**INSTRUCTIONS FOR THE TASK:** Count the lines below that contain the word "used", and reply with only that number.

**INPUT RECORDS:**
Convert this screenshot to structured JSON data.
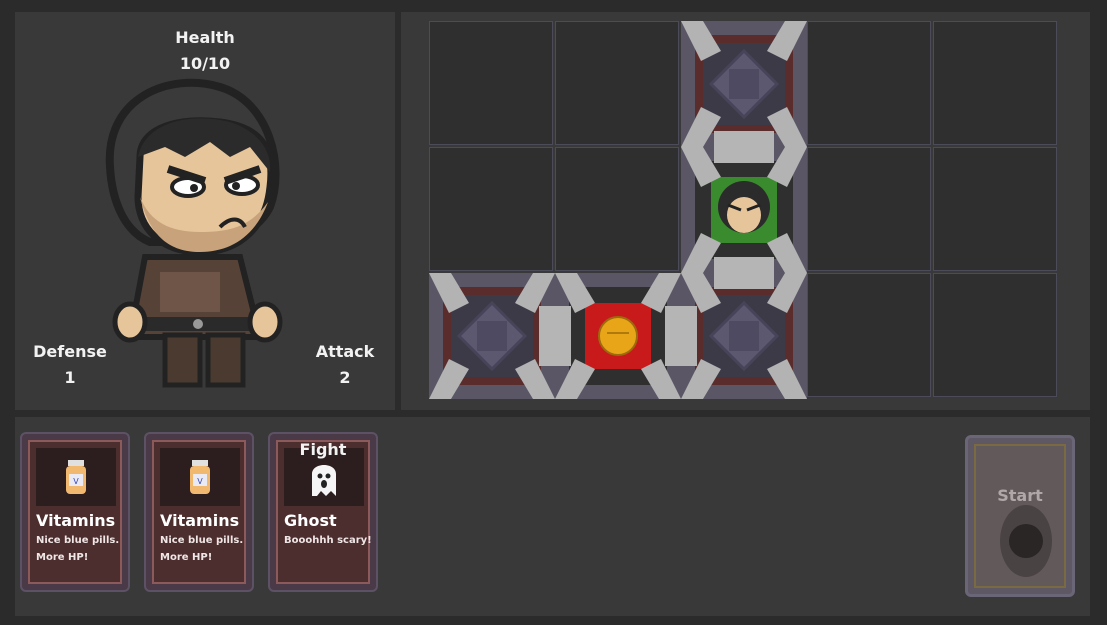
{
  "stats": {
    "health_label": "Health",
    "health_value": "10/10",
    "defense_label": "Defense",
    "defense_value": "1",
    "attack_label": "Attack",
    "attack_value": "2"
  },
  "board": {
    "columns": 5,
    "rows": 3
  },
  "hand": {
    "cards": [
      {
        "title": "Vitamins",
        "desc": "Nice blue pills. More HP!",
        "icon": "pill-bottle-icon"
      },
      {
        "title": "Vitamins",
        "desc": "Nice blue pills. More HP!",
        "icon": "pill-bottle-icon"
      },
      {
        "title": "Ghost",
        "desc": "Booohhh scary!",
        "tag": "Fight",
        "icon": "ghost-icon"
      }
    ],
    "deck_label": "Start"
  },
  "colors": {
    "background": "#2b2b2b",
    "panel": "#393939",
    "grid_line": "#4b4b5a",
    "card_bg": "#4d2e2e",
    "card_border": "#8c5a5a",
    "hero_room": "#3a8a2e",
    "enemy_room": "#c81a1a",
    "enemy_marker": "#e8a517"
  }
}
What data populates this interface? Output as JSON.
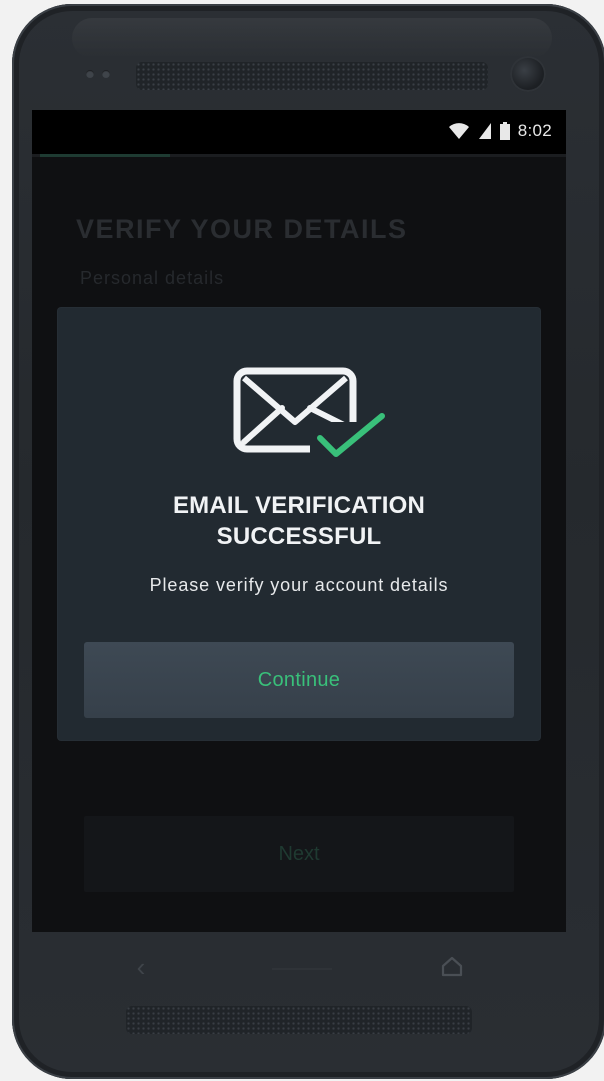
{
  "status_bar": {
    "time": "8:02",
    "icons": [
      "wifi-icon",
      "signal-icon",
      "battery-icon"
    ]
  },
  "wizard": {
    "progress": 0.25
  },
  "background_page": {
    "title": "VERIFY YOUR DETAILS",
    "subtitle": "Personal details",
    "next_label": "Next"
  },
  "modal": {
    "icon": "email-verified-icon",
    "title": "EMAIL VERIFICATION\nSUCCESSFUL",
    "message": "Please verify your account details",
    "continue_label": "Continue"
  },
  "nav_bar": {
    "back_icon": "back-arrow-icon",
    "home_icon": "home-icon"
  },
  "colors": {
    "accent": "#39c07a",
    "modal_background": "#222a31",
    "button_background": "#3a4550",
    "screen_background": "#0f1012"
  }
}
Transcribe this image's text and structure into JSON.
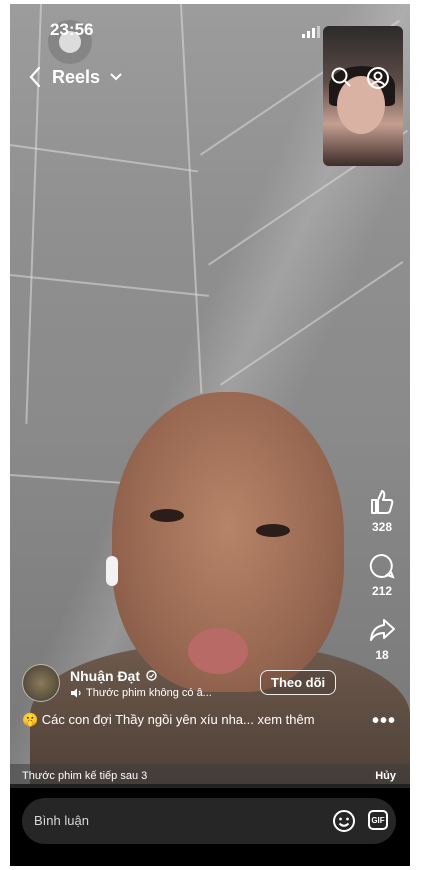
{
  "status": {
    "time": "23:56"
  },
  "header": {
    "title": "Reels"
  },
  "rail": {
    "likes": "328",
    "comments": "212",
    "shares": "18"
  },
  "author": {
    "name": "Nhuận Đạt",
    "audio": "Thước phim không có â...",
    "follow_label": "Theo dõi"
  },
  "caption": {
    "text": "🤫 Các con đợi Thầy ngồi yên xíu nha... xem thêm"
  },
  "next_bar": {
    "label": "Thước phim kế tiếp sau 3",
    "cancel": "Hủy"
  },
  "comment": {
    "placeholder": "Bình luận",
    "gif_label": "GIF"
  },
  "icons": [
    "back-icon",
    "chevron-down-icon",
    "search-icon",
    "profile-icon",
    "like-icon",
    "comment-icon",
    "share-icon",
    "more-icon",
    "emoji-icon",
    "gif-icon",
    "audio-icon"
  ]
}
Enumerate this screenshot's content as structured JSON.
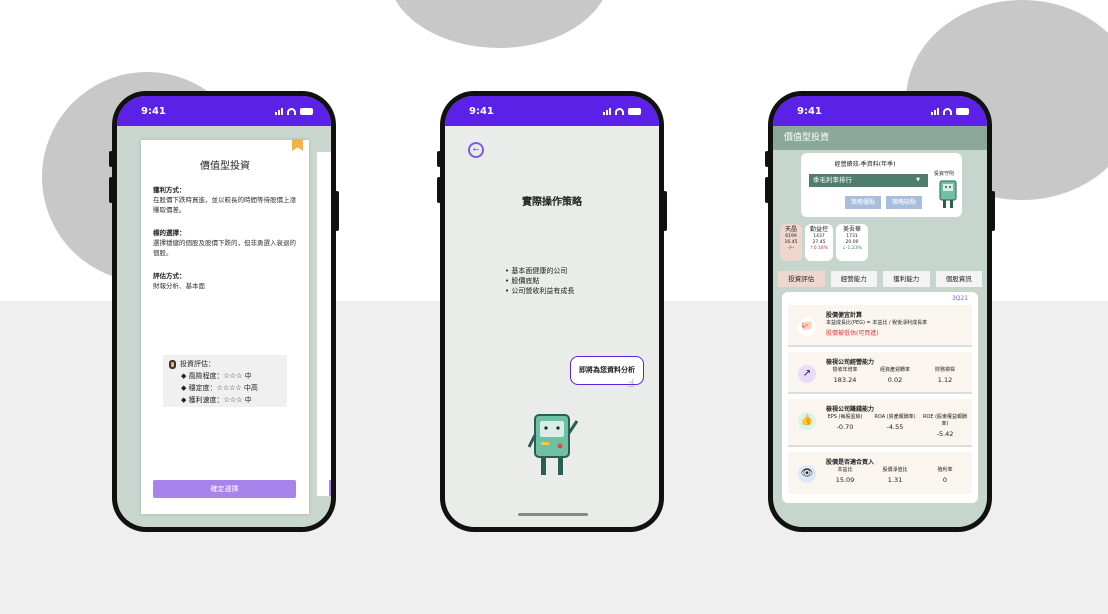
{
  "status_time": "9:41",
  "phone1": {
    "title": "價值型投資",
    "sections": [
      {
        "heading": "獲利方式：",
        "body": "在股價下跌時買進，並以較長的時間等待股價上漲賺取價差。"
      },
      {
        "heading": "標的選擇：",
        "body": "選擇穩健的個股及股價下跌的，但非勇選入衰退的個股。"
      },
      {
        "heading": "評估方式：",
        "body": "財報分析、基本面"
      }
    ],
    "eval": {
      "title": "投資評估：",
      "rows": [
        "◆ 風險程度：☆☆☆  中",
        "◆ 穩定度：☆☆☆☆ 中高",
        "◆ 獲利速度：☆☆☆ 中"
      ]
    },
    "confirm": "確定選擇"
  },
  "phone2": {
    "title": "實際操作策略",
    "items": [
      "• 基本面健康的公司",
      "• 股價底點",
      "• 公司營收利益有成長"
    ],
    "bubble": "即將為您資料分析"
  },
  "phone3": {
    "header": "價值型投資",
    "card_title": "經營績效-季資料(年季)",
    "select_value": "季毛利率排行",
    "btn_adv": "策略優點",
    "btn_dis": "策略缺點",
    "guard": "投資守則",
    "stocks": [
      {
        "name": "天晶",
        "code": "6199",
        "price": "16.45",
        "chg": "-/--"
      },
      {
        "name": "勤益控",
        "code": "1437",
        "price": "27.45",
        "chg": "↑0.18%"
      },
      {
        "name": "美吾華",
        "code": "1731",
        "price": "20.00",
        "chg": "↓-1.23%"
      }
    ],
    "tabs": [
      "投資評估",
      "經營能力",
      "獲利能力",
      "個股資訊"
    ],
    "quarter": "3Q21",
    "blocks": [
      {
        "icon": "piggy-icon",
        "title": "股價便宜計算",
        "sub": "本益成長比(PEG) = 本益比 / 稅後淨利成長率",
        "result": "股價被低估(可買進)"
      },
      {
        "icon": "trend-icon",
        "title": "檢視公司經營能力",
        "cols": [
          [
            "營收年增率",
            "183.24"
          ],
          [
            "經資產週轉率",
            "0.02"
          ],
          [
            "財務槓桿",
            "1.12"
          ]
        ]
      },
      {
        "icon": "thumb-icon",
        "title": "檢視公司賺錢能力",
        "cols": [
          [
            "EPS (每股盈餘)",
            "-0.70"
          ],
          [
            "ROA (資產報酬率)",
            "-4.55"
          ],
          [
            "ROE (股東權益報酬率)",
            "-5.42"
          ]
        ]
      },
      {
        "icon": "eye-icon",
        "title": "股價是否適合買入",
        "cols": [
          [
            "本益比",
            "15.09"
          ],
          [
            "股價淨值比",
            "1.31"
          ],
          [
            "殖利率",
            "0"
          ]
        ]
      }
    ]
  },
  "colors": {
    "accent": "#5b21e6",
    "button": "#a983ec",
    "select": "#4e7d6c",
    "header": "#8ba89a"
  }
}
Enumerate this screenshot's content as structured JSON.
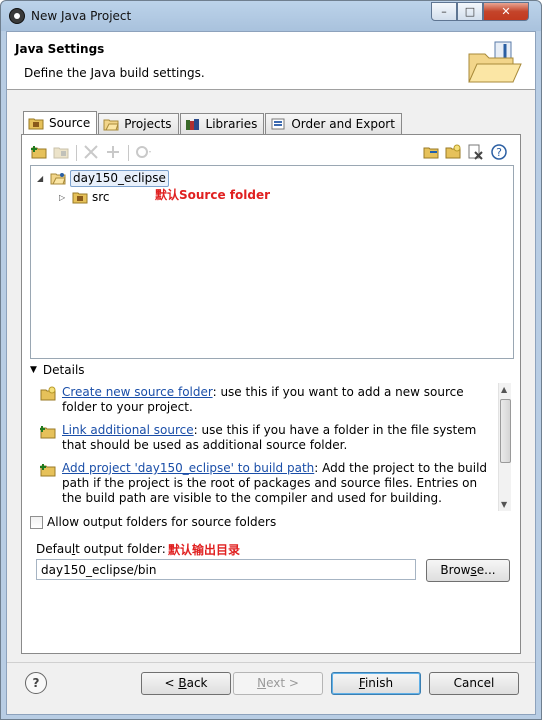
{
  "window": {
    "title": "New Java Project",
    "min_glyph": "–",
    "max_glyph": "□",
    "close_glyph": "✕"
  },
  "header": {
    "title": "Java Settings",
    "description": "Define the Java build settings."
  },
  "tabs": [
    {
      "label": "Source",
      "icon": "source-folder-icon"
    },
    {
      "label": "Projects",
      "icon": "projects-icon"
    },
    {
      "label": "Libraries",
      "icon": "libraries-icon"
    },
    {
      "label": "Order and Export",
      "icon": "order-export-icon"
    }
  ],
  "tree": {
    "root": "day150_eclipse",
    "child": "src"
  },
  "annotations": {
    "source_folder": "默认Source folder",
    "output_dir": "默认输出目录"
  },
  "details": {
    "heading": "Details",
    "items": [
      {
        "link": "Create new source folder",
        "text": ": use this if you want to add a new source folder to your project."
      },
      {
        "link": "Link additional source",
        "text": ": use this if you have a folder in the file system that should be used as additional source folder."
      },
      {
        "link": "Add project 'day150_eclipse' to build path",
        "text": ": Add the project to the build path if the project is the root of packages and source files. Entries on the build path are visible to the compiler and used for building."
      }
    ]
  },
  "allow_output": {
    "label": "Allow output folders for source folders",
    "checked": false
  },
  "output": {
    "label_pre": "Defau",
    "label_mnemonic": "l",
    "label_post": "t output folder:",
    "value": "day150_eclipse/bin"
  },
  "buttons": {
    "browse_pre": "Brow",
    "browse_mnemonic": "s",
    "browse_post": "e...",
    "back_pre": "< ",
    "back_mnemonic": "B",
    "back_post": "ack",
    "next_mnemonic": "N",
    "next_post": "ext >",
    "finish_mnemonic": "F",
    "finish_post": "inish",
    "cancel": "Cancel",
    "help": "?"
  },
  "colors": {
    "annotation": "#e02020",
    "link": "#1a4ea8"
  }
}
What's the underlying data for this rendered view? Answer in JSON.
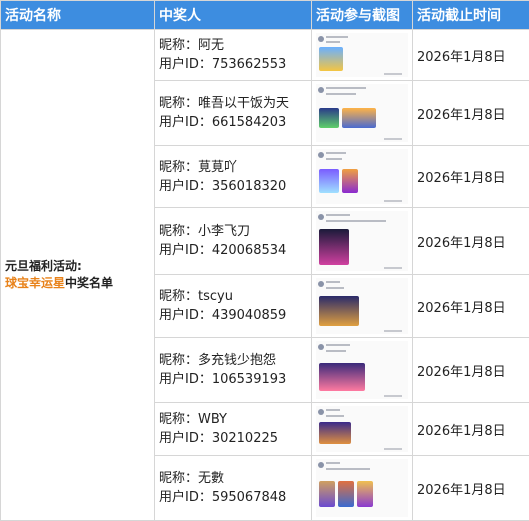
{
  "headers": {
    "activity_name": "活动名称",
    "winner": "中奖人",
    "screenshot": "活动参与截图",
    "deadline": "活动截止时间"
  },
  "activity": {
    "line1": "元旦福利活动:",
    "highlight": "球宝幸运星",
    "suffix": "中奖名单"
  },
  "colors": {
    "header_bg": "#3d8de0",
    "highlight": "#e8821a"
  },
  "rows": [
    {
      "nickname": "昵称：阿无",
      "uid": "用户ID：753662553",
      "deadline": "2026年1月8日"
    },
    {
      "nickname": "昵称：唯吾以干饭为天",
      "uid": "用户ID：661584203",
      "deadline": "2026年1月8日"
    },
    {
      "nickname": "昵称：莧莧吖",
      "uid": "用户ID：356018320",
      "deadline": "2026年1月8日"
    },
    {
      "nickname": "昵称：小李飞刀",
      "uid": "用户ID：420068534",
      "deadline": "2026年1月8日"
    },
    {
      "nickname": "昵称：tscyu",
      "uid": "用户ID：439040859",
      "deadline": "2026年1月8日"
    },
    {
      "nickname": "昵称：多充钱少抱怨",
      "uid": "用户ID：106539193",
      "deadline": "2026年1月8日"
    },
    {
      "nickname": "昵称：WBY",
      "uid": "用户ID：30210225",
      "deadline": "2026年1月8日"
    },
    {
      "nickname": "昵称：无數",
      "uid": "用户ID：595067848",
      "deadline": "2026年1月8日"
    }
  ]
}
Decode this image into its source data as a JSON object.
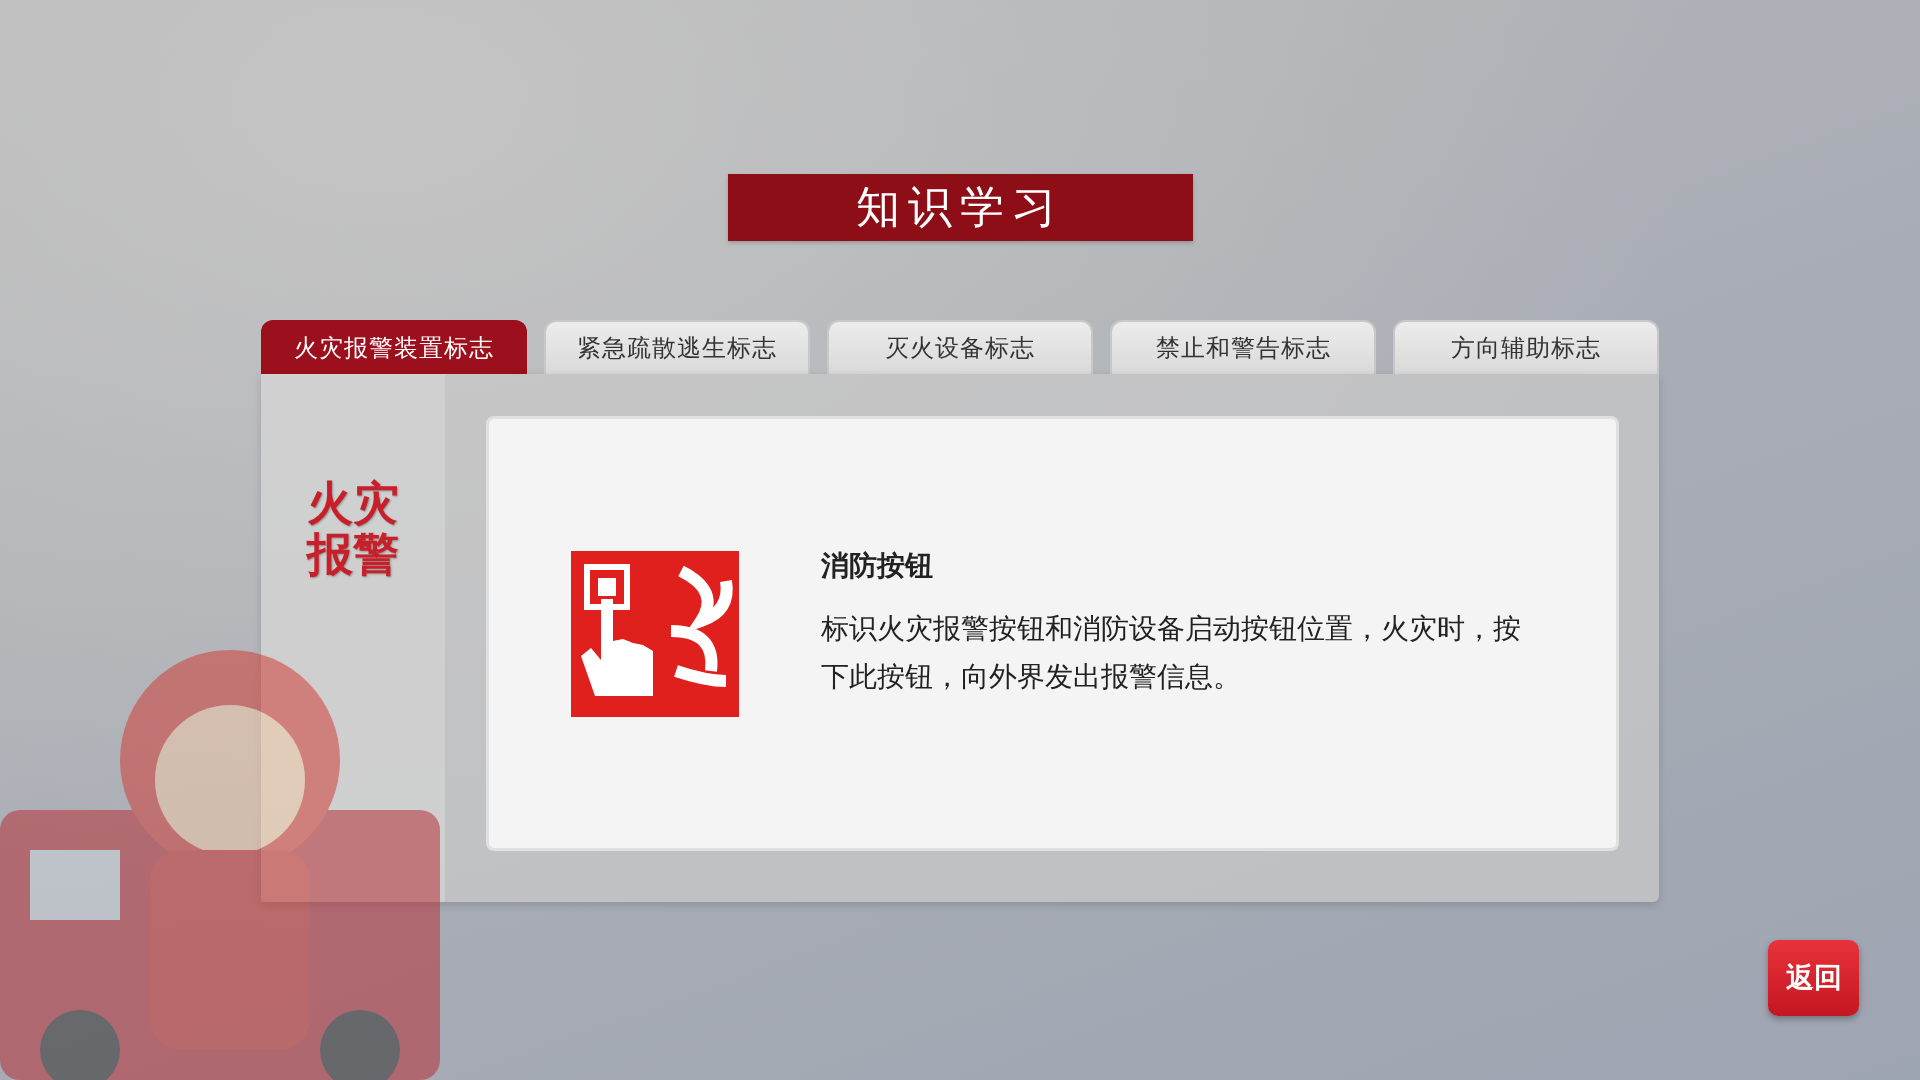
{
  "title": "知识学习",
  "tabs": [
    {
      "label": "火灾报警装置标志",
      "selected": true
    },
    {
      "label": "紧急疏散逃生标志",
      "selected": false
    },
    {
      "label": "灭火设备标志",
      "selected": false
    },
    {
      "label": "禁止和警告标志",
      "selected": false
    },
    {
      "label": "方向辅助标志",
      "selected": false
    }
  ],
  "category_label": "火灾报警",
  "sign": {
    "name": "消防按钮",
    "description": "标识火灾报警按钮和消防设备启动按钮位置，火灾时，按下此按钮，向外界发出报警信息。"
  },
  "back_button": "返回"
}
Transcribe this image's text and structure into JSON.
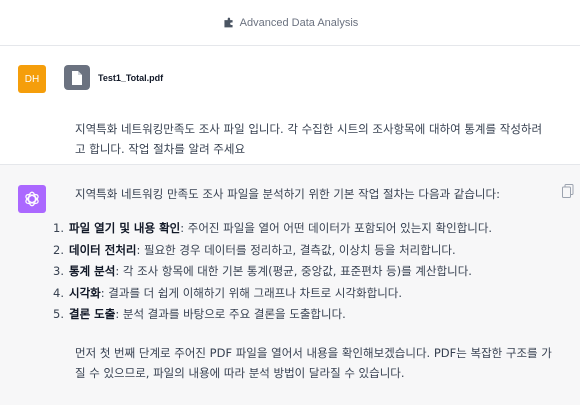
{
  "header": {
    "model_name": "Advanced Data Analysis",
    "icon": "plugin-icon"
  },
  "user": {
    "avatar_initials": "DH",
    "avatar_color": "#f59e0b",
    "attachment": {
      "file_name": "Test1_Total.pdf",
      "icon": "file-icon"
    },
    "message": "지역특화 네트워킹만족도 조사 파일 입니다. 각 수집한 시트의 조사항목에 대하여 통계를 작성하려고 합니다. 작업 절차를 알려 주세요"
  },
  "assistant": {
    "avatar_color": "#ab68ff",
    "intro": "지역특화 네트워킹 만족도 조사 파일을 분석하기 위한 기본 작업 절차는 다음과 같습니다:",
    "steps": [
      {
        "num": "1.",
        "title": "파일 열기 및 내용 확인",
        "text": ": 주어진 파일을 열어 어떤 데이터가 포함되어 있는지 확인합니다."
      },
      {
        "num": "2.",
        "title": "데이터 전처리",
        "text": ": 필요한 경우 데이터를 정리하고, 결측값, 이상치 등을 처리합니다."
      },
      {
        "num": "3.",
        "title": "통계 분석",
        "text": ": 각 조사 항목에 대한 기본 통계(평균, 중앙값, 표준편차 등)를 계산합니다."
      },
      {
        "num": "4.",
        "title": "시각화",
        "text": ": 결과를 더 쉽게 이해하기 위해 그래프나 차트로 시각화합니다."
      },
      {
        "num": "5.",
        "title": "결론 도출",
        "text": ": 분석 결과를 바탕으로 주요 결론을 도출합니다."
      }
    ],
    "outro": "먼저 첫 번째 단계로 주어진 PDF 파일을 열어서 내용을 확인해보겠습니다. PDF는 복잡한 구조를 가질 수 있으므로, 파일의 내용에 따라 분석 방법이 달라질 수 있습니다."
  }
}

**SOLUTION:** 2